• THE EXERCISE
Reproduce the material below without any change, from the line containing "contour-cell (142, 185, 146, 189)" down through the line containing "contour-cell (135, 158, 138, 162)", including both of those lines.

• LISTED ENTRIES
——

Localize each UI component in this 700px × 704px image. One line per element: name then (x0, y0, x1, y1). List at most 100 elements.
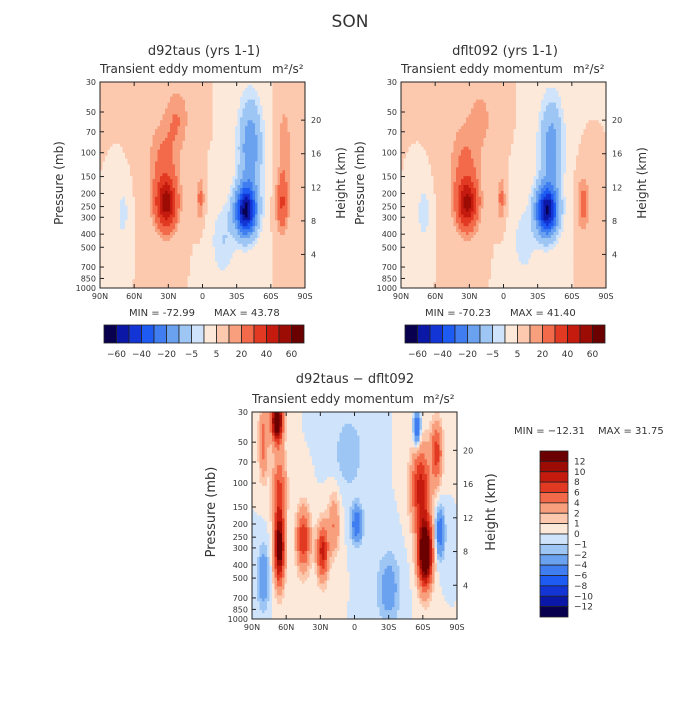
contour-cell (142, 185, 146, 189)
contour-cell (300, 108, 303, 112)
contour-cell (220, 208, 223, 212)
contour-cell (165, 258, 168, 262)
contour-cell (155, 82, 158, 86)
contour-cell (165, 190, 168, 195)
contour-cell (127, 252, 131, 257)
contour-cell (285, 185, 288, 189)
contour-cell (212, 190, 216, 195)
contour-cell (185, 111, 188, 115)
contour-cell (187, 93, 191, 98)
contour-cell (232, 99, 236, 103)
contour-cell (140, 126, 143, 130)
contour-cell (162, 96, 166, 101)
contour-cell (195, 84, 198, 89)
contour-cell (247, 255, 251, 259)
contour-cell (170, 208, 173, 212)
contour-cell (210, 99, 213, 103)
contour-cell (190, 140, 193, 145)
contour-cell (250, 129, 253, 133)
contour-cell (132, 140, 136, 145)
contour-cell (182, 255, 186, 259)
contour-cell (207, 155, 211, 159)
contour-cell (147, 223, 151, 227)
contour-cell (255, 173, 258, 177)
contour-cell (282, 87, 286, 92)
contour-cell (220, 149, 223, 154)
contour-cell (270, 211, 273, 215)
contour-cell (145, 243, 148, 248)
contour-cell (125, 217, 128, 221)
contour-cell (105, 132, 108, 136)
contour-cell (270, 134, 273, 139)
contour-cell (195, 155, 198, 159)
contour-cell (105, 220, 108, 224)
contour-cell (115, 126, 118, 130)
contour-cell (167, 96, 171, 101)
contour-cell (280, 84, 283, 89)
contour-cell (292, 211, 296, 215)
contour-cell (130, 226, 133, 230)
contour-cell (227, 235, 231, 239)
contour-cell (162, 164, 166, 168)
contour-cell (142, 149, 146, 154)
contour-cell (147, 252, 151, 257)
contour-cell (122, 87, 126, 92)
contour-cell (237, 129, 241, 133)
contour-cell (127, 111, 131, 115)
contour-cell (210, 235, 213, 239)
contour-cell (125, 105, 128, 109)
contour-cell (170, 193, 173, 198)
contour-cell (260, 193, 263, 198)
contour-cell (215, 82, 218, 86)
contour-cell (270, 158, 273, 162)
contour-cell (152, 105, 156, 109)
contour-cell (152, 220, 156, 224)
contour-cell (110, 120, 113, 124)
contour-cell (135, 158, 138, 162)
contour-cell (252, 243, 256, 248)
contour-cell (265, 158, 268, 162)
contour-cell (130, 240, 133, 245)
contour-cell (155, 99, 158, 103)
contour-cell (287, 82, 291, 86)
contour-cell (147, 120, 151, 124)
contour-cell (245, 217, 248, 221)
contour-cell (175, 185, 178, 189)
contour-cell (217, 232, 221, 236)
contour-cell (225, 87, 228, 92)
contour-cell (190, 249, 193, 254)
contour-cell (112, 164, 116, 168)
contour-cell (242, 111, 246, 115)
contour-cell (175, 108, 178, 112)
contour-cell (290, 152, 293, 156)
contour-cell (255, 223, 258, 227)
contour-cell (125, 132, 128, 136)
contour-cell (202, 240, 206, 245)
contour-cell (112, 223, 116, 227)
contour-cell (102, 190, 106, 195)
contour-cell (242, 96, 246, 101)
contour-cell (297, 96, 301, 101)
contour-cell (152, 170, 156, 174)
contour-cell (182, 108, 186, 112)
contour-cell (245, 246, 248, 251)
contour-cell (162, 82, 166, 86)
contour-cell (202, 114, 206, 118)
contour-cell (282, 102, 286, 106)
contour-cell (270, 202, 273, 206)
contour-cell (227, 176, 231, 180)
contour-cell (237, 255, 241, 259)
contour-cell (255, 190, 258, 195)
contour-cell (242, 170, 246, 174)
contour-cell (172, 258, 176, 262)
contour-cell (162, 246, 166, 251)
contour-cell (260, 167, 263, 171)
contour-cell (295, 111, 298, 115)
contour-cell (192, 179, 196, 183)
contour-cell (100, 146, 103, 151)
contour-cell (157, 90, 161, 95)
contour-cell (222, 214, 226, 218)
contour-cell (150, 143, 153, 148)
contour-cell (227, 190, 231, 195)
contour-cell (290, 235, 293, 239)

——

• CORRECT ANSWER
contour-cell (142, 185, 146, 189)
contour-cell (300, 108, 303, 112)
contour-cell (220, 208, 223, 212)
contour-cell (165, 258, 168, 262)
contour-cell (155, 82, 158, 86)
contour-cell (165, 190, 168, 195)
contour-cell (127, 252, 131, 257)
contour-cell (285, 185, 288, 189)
contour-cell (212, 190, 216, 195)
contour-cell (185, 111, 188, 115)
contour-cell (187, 93, 191, 98)
contour-cell (232, 99, 236, 103)
contour-cell (140, 126, 143, 130)
contour-cell (162, 96, 166, 101)
contour-cell (195, 84, 198, 89)
contour-cell (247, 255, 251, 259)
contour-cell (170, 208, 173, 212)
contour-cell (210, 99, 213, 103)
contour-cell (190, 140, 193, 145)
contour-cell (250, 129, 253, 133)
contour-cell (132, 140, 136, 145)
contour-cell (182, 255, 186, 259)
contour-cell (207, 155, 211, 159)
contour-cell (147, 223, 151, 227)
contour-cell (255, 173, 258, 177)
contour-cell (282, 87, 286, 92)
contour-cell (220, 149, 223, 154)
contour-cell (270, 211, 273, 215)
contour-cell (145, 243, 148, 248)
contour-cell (125, 217, 128, 221)
contour-cell (105, 132, 108, 136)
contour-cell (270, 134, 273, 139)
contour-cell (195, 155, 198, 159)
contour-cell (105, 220, 108, 224)
contour-cell (115, 126, 118, 130)
contour-cell (167, 96, 171, 101)
contour-cell (280, 84, 283, 89)
contour-cell (292, 211, 296, 215)
contour-cell (130, 226, 133, 230)
contour-cell (227, 235, 231, 239)
contour-cell (162, 164, 166, 168)
contour-cell (142, 149, 146, 154)
contour-cell (147, 252, 151, 257)
contour-cell (122, 87, 126, 92)
contour-cell (237, 129, 241, 133)
contour-cell (127, 111, 131, 115)
contour-cell (210, 235, 213, 239)
contour-cell (125, 105, 128, 109)
contour-cell (170, 193, 173, 198)
contour-cell (260, 193, 263, 198)
contour-cell (215, 82, 218, 86)
contour-cell (270, 158, 273, 162)
contour-cell (152, 105, 156, 109)
contour-cell (152, 220, 156, 224)
contour-cell (110, 120, 113, 124)
contour-cell (135, 158, 138, 162)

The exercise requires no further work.